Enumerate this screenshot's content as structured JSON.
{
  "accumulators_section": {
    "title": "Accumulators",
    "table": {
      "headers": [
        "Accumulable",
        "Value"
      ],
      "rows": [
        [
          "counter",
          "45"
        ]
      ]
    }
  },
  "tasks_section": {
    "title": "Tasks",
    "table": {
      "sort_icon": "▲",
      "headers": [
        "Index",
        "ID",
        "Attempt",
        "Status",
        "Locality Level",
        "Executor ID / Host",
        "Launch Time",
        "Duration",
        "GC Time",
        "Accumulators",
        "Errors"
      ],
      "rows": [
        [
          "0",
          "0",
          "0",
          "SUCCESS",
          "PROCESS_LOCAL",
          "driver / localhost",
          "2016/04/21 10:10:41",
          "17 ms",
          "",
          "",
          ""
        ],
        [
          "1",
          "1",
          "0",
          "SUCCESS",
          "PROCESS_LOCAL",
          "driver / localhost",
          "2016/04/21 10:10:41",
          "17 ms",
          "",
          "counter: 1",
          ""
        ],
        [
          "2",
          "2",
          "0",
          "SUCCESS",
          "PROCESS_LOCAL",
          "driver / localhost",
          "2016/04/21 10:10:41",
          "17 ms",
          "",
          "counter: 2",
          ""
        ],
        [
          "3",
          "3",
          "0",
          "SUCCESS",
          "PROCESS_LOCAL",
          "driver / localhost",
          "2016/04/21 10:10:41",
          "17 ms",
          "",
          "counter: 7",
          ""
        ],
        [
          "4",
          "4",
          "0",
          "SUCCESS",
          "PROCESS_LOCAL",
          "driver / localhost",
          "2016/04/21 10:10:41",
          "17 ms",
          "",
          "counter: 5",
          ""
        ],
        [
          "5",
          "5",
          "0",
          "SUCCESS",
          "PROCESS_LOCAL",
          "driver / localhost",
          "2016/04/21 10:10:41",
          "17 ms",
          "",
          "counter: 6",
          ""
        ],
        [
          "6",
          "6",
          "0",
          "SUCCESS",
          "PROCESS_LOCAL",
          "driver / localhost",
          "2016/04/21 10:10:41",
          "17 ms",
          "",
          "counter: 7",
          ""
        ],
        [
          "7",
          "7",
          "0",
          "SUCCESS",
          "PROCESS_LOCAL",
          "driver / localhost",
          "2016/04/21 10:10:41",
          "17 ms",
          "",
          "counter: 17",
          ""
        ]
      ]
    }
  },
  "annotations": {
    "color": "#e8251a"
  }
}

**Your instructions:**
Repeat every entry exactly, please.

**Final result:**
Enumerate this screenshot's content as structured JSON.
{
  "accumulators_section": {
    "title": "Accumulators",
    "table": {
      "headers": [
        "Accumulable",
        "Value"
      ],
      "rows": [
        [
          "counter",
          "45"
        ]
      ]
    }
  },
  "tasks_section": {
    "title": "Tasks",
    "table": {
      "sort_icon": "▲",
      "headers": [
        "Index",
        "ID",
        "Attempt",
        "Status",
        "Locality Level",
        "Executor ID / Host",
        "Launch Time",
        "Duration",
        "GC Time",
        "Accumulators",
        "Errors"
      ],
      "rows": [
        [
          "0",
          "0",
          "0",
          "SUCCESS",
          "PROCESS_LOCAL",
          "driver / localhost",
          "2016/04/21 10:10:41",
          "17 ms",
          "",
          "",
          ""
        ],
        [
          "1",
          "1",
          "0",
          "SUCCESS",
          "PROCESS_LOCAL",
          "driver / localhost",
          "2016/04/21 10:10:41",
          "17 ms",
          "",
          "counter: 1",
          ""
        ],
        [
          "2",
          "2",
          "0",
          "SUCCESS",
          "PROCESS_LOCAL",
          "driver / localhost",
          "2016/04/21 10:10:41",
          "17 ms",
          "",
          "counter: 2",
          ""
        ],
        [
          "3",
          "3",
          "0",
          "SUCCESS",
          "PROCESS_LOCAL",
          "driver / localhost",
          "2016/04/21 10:10:41",
          "17 ms",
          "",
          "counter: 7",
          ""
        ],
        [
          "4",
          "4",
          "0",
          "SUCCESS",
          "PROCESS_LOCAL",
          "driver / localhost",
          "2016/04/21 10:10:41",
          "17 ms",
          "",
          "counter: 5",
          ""
        ],
        [
          "5",
          "5",
          "0",
          "SUCCESS",
          "PROCESS_LOCAL",
          "driver / localhost",
          "2016/04/21 10:10:41",
          "17 ms",
          "",
          "counter: 6",
          ""
        ],
        [
          "6",
          "6",
          "0",
          "SUCCESS",
          "PROCESS_LOCAL",
          "driver / localhost",
          "2016/04/21 10:10:41",
          "17 ms",
          "",
          "counter: 7",
          ""
        ],
        [
          "7",
          "7",
          "0",
          "SUCCESS",
          "PROCESS_LOCAL",
          "driver / localhost",
          "2016/04/21 10:10:41",
          "17 ms",
          "",
          "counter: 17",
          ""
        ]
      ]
    }
  },
  "annotations": {
    "color": "#e8251a"
  }
}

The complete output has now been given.